- _What the task requires_: Set out the data as a JSON list of strings, one string per line, with blank lines omitted. Start at the first line of the data and end at the line that contains "raster-pixel xyxy=(563,756,585,776)", including both.

- _Supplied entries_:

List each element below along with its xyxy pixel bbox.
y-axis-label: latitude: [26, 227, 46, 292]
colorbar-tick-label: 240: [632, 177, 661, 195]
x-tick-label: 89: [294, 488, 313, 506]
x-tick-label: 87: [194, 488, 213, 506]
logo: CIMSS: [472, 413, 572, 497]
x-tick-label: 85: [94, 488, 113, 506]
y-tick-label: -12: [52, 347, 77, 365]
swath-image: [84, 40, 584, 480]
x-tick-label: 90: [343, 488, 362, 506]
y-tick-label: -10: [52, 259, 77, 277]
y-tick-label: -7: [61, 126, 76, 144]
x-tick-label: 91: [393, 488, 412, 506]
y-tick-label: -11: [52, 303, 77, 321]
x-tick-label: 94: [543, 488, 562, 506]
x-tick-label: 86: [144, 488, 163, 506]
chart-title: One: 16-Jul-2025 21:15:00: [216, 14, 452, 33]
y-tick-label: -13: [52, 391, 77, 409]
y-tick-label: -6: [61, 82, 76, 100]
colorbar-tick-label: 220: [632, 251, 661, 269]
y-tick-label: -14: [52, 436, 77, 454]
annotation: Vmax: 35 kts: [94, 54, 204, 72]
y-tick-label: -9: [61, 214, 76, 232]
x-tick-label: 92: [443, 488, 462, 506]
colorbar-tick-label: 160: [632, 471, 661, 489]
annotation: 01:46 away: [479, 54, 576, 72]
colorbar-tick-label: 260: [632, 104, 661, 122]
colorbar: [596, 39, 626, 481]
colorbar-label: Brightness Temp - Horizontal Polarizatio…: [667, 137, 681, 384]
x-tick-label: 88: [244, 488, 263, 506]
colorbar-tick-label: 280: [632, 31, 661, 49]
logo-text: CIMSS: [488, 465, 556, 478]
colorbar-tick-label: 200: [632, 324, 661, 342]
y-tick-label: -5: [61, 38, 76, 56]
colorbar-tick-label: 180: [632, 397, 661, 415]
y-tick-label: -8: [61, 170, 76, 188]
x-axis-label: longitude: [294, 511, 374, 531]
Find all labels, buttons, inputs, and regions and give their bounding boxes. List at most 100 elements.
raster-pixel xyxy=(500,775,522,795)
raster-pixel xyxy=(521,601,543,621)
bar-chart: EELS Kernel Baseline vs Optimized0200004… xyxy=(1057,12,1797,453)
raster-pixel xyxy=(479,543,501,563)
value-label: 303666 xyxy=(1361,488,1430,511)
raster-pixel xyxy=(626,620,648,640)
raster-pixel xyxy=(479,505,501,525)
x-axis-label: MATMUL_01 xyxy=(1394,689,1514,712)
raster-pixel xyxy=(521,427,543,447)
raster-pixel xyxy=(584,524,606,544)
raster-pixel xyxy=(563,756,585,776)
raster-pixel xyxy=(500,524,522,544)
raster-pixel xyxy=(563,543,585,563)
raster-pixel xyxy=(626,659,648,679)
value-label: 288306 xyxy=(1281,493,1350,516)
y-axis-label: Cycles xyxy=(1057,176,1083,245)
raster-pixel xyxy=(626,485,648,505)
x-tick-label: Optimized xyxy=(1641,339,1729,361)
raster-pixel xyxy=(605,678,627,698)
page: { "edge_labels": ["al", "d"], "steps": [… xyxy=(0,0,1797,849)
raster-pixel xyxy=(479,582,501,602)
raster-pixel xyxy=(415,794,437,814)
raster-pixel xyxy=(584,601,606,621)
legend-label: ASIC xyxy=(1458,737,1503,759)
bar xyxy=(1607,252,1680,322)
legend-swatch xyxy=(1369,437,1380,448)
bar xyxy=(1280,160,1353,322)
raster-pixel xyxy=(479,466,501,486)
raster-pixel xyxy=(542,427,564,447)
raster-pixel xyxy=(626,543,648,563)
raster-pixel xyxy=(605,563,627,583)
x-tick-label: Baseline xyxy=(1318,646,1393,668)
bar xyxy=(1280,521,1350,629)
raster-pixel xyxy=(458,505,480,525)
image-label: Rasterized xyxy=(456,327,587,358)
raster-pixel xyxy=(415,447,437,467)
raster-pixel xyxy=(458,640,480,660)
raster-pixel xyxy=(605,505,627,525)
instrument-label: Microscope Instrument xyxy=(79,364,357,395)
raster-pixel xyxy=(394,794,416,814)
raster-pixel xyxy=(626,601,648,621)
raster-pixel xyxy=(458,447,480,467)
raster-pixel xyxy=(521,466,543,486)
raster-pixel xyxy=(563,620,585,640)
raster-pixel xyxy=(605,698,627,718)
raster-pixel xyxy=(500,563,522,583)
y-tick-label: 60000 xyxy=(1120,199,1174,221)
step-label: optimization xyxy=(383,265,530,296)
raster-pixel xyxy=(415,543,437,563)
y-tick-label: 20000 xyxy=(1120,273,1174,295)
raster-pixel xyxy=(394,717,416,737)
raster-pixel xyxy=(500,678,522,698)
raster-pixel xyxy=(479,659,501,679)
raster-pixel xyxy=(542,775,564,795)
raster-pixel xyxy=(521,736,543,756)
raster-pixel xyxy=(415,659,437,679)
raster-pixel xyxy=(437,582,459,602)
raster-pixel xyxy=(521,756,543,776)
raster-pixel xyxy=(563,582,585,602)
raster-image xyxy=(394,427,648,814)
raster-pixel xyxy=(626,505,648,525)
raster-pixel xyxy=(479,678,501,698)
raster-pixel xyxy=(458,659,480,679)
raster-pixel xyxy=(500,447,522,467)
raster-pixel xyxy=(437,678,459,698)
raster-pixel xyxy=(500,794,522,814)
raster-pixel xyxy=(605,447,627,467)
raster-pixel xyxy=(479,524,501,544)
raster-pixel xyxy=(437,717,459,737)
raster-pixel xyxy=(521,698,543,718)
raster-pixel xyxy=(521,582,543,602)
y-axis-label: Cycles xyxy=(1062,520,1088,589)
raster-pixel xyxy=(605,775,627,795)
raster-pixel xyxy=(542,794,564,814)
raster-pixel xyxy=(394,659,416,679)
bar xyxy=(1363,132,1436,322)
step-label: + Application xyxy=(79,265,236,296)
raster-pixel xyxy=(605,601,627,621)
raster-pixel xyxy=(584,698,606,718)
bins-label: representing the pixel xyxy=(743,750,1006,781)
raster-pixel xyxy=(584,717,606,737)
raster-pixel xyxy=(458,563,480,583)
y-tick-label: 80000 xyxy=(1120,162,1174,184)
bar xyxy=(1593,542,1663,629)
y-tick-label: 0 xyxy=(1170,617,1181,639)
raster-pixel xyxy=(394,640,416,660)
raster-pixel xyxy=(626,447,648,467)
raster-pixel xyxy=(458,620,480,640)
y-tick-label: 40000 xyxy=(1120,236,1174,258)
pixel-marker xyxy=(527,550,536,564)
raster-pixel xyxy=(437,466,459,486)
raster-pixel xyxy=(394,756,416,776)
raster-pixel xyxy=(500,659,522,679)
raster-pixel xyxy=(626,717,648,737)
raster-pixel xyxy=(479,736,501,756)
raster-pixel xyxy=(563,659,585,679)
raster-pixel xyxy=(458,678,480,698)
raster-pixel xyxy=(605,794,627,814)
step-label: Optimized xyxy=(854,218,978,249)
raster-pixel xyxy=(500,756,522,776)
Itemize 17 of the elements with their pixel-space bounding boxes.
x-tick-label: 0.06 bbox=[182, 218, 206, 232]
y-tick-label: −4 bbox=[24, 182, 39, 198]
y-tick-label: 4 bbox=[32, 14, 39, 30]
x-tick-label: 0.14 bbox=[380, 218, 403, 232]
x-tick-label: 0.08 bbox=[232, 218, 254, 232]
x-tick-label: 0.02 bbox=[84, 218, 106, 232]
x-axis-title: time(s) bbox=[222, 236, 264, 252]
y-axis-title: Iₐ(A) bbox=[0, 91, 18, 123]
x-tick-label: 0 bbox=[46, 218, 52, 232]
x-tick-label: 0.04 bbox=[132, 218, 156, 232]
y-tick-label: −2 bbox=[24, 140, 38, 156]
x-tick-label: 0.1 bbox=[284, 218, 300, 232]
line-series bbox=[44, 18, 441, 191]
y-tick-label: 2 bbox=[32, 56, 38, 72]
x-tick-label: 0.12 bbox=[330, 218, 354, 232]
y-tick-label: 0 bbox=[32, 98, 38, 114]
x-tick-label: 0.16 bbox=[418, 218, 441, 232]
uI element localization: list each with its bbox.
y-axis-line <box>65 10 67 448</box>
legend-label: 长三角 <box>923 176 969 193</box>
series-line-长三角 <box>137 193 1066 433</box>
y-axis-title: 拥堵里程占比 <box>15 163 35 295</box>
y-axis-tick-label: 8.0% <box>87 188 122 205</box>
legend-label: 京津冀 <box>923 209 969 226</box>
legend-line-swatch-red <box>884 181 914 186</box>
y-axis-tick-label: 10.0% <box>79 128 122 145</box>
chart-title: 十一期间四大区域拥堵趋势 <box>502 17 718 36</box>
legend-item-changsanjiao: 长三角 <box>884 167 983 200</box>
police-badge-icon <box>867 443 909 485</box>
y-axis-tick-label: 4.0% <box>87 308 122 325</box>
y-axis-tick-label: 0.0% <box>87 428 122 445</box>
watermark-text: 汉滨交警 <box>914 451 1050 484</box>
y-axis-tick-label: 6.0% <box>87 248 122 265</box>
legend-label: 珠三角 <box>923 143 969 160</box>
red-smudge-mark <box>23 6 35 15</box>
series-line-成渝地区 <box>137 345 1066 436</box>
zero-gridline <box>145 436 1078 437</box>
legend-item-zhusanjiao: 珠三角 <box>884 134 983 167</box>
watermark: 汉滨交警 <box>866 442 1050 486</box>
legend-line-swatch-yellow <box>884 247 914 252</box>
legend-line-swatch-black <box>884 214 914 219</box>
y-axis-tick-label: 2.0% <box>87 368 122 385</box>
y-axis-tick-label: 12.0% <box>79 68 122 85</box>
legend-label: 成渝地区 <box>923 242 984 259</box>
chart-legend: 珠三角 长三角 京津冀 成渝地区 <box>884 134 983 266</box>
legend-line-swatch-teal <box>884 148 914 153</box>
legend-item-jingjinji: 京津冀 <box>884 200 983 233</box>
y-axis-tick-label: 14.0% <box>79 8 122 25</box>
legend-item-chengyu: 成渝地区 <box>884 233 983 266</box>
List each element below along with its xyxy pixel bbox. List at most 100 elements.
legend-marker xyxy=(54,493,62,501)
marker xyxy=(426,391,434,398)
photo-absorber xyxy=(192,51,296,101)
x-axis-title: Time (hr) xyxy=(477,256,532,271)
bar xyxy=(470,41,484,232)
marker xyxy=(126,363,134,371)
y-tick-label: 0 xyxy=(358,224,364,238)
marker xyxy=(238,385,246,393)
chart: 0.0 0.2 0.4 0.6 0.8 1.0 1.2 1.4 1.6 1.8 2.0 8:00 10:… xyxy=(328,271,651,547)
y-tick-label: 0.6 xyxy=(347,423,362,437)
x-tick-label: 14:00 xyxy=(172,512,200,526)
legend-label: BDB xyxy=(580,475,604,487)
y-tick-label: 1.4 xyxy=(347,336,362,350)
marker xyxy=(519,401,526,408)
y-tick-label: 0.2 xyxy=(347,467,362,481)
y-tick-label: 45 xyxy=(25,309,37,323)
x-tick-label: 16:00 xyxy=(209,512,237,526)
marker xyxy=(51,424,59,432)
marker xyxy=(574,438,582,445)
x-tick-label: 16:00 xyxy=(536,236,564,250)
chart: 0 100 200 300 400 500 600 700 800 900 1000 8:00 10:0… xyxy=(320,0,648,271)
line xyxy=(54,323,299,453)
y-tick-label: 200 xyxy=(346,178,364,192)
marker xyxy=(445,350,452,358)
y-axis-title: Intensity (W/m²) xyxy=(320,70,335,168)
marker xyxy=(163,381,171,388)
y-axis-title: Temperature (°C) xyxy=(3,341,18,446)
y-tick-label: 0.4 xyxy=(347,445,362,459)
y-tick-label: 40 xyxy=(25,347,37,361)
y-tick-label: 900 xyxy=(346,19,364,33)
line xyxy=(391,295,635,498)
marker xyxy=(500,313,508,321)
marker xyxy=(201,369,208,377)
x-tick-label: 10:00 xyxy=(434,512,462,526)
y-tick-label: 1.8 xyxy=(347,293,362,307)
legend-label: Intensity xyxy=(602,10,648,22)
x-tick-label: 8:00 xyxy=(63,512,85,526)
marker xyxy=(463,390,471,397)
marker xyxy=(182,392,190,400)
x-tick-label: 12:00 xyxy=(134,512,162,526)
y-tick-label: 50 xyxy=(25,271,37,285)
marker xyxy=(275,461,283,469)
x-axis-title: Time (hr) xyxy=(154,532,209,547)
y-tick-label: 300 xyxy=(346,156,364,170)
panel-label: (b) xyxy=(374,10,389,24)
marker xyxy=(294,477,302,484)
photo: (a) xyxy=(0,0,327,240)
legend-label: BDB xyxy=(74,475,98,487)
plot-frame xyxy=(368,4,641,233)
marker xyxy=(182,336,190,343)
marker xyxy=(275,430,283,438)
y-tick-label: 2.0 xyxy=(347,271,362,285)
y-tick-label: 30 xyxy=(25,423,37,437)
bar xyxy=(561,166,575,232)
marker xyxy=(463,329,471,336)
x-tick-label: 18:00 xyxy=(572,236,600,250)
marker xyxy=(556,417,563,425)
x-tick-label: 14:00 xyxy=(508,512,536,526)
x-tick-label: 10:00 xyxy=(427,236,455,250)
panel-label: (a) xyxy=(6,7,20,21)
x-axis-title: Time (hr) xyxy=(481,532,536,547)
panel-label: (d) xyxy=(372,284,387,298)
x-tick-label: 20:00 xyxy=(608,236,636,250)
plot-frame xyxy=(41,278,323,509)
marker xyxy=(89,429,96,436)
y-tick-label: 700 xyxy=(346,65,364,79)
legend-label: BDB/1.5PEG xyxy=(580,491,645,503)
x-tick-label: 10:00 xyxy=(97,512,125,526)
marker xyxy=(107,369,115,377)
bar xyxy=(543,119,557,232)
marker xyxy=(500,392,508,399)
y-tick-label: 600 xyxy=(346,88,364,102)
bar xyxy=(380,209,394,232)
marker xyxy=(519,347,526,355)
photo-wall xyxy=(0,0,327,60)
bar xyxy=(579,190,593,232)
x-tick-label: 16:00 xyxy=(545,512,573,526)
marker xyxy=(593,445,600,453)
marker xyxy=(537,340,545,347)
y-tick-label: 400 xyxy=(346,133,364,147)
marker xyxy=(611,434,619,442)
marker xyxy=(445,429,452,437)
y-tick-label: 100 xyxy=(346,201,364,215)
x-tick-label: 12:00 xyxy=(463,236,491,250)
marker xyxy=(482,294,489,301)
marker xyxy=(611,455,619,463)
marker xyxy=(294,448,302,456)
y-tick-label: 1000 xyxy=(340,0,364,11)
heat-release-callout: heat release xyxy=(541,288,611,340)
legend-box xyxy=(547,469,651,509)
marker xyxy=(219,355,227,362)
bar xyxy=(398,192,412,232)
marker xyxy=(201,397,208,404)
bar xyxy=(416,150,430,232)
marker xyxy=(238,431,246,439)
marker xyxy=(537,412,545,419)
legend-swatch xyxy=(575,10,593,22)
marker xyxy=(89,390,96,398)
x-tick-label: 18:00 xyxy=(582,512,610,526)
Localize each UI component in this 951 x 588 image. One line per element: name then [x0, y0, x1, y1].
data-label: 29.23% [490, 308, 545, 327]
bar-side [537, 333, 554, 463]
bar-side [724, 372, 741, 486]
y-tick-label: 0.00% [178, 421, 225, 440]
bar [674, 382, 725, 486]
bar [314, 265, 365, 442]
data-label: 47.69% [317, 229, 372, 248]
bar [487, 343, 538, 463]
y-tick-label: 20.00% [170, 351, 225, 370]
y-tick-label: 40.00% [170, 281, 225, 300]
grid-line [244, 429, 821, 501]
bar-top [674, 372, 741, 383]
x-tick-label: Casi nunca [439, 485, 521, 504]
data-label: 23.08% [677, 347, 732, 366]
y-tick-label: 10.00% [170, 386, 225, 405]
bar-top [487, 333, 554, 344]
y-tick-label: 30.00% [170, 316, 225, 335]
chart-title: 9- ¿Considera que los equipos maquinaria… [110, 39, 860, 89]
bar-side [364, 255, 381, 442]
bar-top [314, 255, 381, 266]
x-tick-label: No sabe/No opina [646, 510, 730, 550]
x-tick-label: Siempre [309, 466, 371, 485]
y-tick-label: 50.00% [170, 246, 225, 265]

- _The reply_:
[
  "List each element below along with its xyxy pixel bbox.",
  "y-axis-label: latitude: [26, 227, 46, 292]",
  "colorbar-tick-label: 240: [632, 177, 661, 195]",
  "x-tick-label: 89: [294, 488, 313, 506]",
  "x-tick-label: 87: [194, 488, 213, 506]",
  "logo: CIMSS: [472, 413, 572, 497]",
  "x-tick-label: 85: [94, 488, 113, 506]",
  "y-tick-label: -12: [52, 347, 77, 365]",
  "swath-image: [84, 40, 584, 480]",
  "x-tick-label: 90: [343, 488, 362, 506]",
  "y-tick-label: -10: [52, 259, 77, 277]",
  "y-tick-label: -7: [61, 126, 76, 144]",
  "x-tick-label: 91: [393, 488, 412, 506]",
  "y-tick-label: -11: [52, 303, 77, 321]",
  "x-tick-label: 94: [543, 488, 562, 506]",
  "x-tick-label: 86: [144, 488, 163, 506]",
  "chart-title: One: 16-Jul-2025 21:15:00: [216, 14, 452, 33]",
  "y-tick-label: -13: [52, 391, 77, 409]",
  "y-tick-label: -6: [61, 82, 76, 100]",
  "colorbar-tick-label: 220: [632, 251, 661, 269]",
  "y-tick-label: -14: [52, 436, 77, 454]",
  "annotation: Vmax: 35 kts: [94, 54, 204, 72]",
  "y-tick-label: -9: [61, 214, 76, 232]",
  "x-tick-label: 92: [443, 488, 462, 506]",
  "colorbar-tick-label: 160: [632, 471, 661, 489]",
  "annotation: 01:46 away: [479, 54, 576, 72]",
  "colorbar-tick-label: 260: [632, 104, 661, 122]",
  "colorbar: [596, 39, 626, 481]",
  "colorbar-label: Brightness Temp - Horizontal Polarizatio…: [667, 137, 681, 384]",
  "x-tick-label: 88: [244, 488, 263, 506]",
  "colorbar-tick-label: 280: [632, 31, 661, 49]",
  "logo-text: CIMSS: [488, 465, 556, 478]",
  "colorbar-tick-label: 200: [632, 324, 661, 342]",
  "y-tick-label: -5: [61, 38, 76, 56]",
  "colorbar-tick-label: 180: [632, 397, 661, 415]",
  "y-tick-label: -8: [61, 170, 76, 188]",
  "x-axis-label: longitude: [294, 511, 374, 531]",
  "Find all labels, buttons, inputs, and regions and give their bounding boxes. List at most 100 elements.",
  "raster-pixel xyxy=(500,775,522,795)",
  "raster-pixel xyxy=(521,601,543,621)",
  "bar-chart: EELS Kernel Baseline vs Optimized0200004… xyxy=(1057,12,1797,453)",
  "raster-pixel xyxy=(479,543,501,563)",
  "value-label: 303666 xyxy=(1361,488,1430,511)",
  "raster-pixel xyxy=(626,620,648,640)",
  "raster-pixel xyxy=(479,505,501,525)",
  "x-axis-label: MATMUL_01 xyxy=(1394,689,1514,712)",
  "raster-pixel xyxy=(521,427,543,447)",
  "raster-pixel xyxy=(584,524,606,544)",
  "raster-pixel xyxy=(563,756,585,776)"
]